GOAL.
Within the listing below, locate all lines containing the word "smoke". Copy each one.

^^^^^^^^

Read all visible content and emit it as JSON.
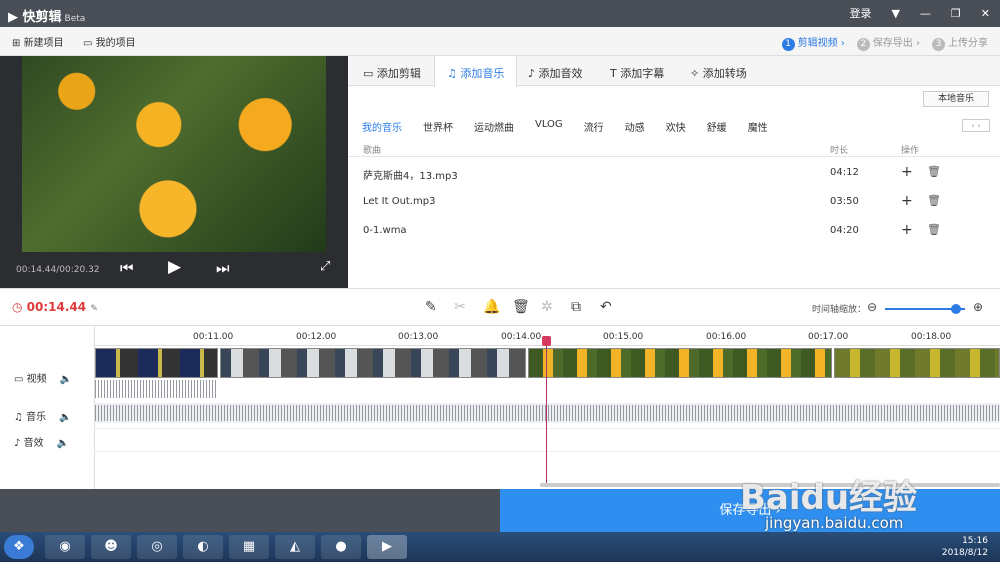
{
  "app": {
    "title": "快剪辑",
    "beta": "Beta",
    "login": "登录"
  },
  "projbar": {
    "new_project": "新建项目",
    "my_projects": "我的项目"
  },
  "steps": [
    {
      "num": "1",
      "label": "剪辑视频",
      "active": true
    },
    {
      "num": "2",
      "label": "保存导出",
      "active": false
    },
    {
      "num": "3",
      "label": "上传分享",
      "active": false
    }
  ],
  "preview": {
    "time": "00:14.44/00:20.32"
  },
  "tabs": [
    "添加剪辑",
    "添加音乐",
    "添加音效",
    "添加字幕",
    "添加转场"
  ],
  "local_music": "本地音乐",
  "categories": [
    "我的音乐",
    "世界杯",
    "运动燃曲",
    "VLOG",
    "流行",
    "动感",
    "欢快",
    "舒缓",
    "魔性"
  ],
  "table": {
    "headers": {
      "name": "歌曲",
      "duration": "时长",
      "action": "操作"
    },
    "rows": [
      {
        "name": "萨克斯曲4，13.mp3",
        "duration": "04:12"
      },
      {
        "name": "Let It Out.mp3",
        "duration": "03:50"
      },
      {
        "name": "0-1.wma",
        "duration": "04:20"
      }
    ]
  },
  "toolbar": {
    "timecode": "00:14.44",
    "zoom_label": "时间轴缩放："
  },
  "ruler": [
    "00:11.00",
    "00:12.00",
    "00:13.00",
    "00:14.00",
    "00:15.00",
    "00:16.00",
    "00:17.00",
    "00:18.00"
  ],
  "tracks": {
    "video": "视频",
    "music": "音乐",
    "sfx": "音效"
  },
  "save_export": "保存导出",
  "clock": {
    "time": "15:16",
    "date": "2018/8/12"
  },
  "watermark": {
    "logo": "Baidu经验",
    "url": "jingyan.baidu.com"
  }
}
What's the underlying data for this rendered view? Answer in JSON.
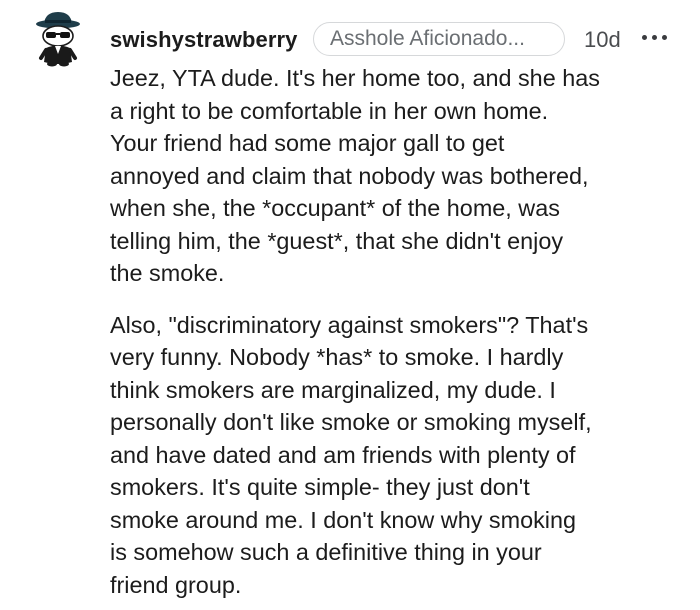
{
  "comment": {
    "username": "swishystrawberry",
    "flair": "Asshole Aficionado...",
    "timestamp": "10d",
    "more_icon": "more-horizontal-icon",
    "avatar_icon": "snoo-avatar-icon",
    "paragraphs": [
      "Jeez, YTA dude. It's her home too, and she has\na right to be comfortable in her own home.\nYour friend had some major gall to get\nannoyed and claim that nobody was bothered,\nwhen she, the *occupant* of the home, was\ntelling him, the *guest*, that she didn't enjoy\nthe smoke.",
      "Also, \"discriminatory against smokers\"? That's\nvery funny. Nobody *has* to smoke. I hardly\nthink smokers are marginalized, my dude. I\npersonally don't like smoke or smoking myself,\nand have dated and am friends with plenty of\nsmokers. It's quite simple- they just don't\nsmoke around me. I don't know why smoking\nis somehow such a definitive thing in your\nfriend group."
    ]
  },
  "colors": {
    "text": "#1c1c1c",
    "meta": "#6b6f73",
    "flair_border": "#d6d8da",
    "background": "#ffffff"
  }
}
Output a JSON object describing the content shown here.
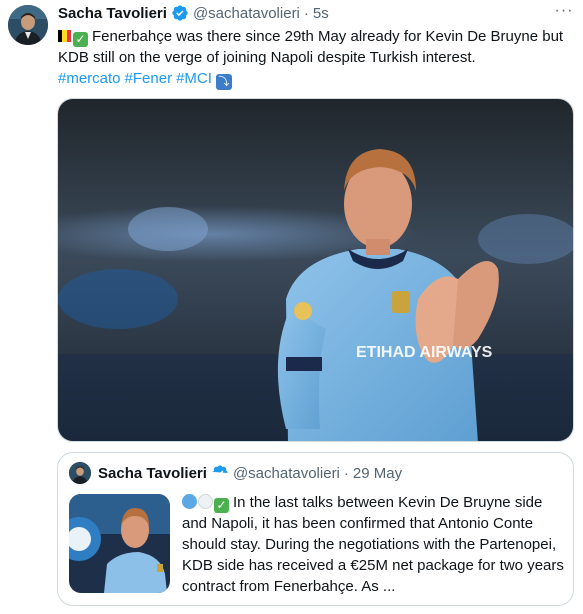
{
  "tweet": {
    "author_name": "Sacha Tavolieri",
    "handle": "@sachatavolieri",
    "separator": "·",
    "time": "5s",
    "more_label": "···",
    "text": "Fenerbahçe was there since 29th May already for Kevin De Bruyne but KDB still on the verge of joining Napoli despite Turkish interest.",
    "hashtags": [
      "#mercato",
      "#Fener",
      "#MCI"
    ],
    "media_alt": "Kevin De Bruyne applauding in a light-blue jersey",
    "jersey_text": "ETIHAD AIRWAYS"
  },
  "quoted_tweet": {
    "author_name": "Sacha Tavolieri",
    "handle": "@sachatavolieri",
    "separator": "·",
    "date": "29 May",
    "text": "In the last talks between Kevin De Bruyne side and Napoli, it has been confirmed that Antonio Conte should stay. During the negotiations with the Partenopei, KDB side has received a €25M net package for two years contract from Fenerbahçe. As ..."
  },
  "colors": {
    "link": "#1d9bf0",
    "verified": "#1d9bf0",
    "muted": "#536471",
    "border": "#cfd9de"
  },
  "icons": [
    "verified-badge-icon",
    "belgium-flag-icon",
    "check-mark-icon",
    "arrow-down-right-icon",
    "blue-circle-icon",
    "white-circle-icon",
    "more-icon"
  ]
}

^^^^^^^^

RESULT OF THE EXERCISE.
      "Jeez, YTA dude. It's her home too, and she has\na right to be comfortable in her own home.\nYour friend had some major gall to get\nannoyed and claim that nobody was bothered,\nwhen she, the *occupant* of the home, was\ntelling him, the *guest*, that she didn't enjoy\nthe smoke.",
      "Also, \"discriminatory against smokers\"? That's\nvery funny. Nobody *has* to smoke. I hardly\nthink smokers are marginalized, my dude. I\npersonally don't like smoke or smoking myself,\nand have dated and am friends with plenty of\nsmokers. It's quite simple- they just don't\nsmoke around me. I don't know why smoking\nis somehow such a definitive thing in your\nfriend group."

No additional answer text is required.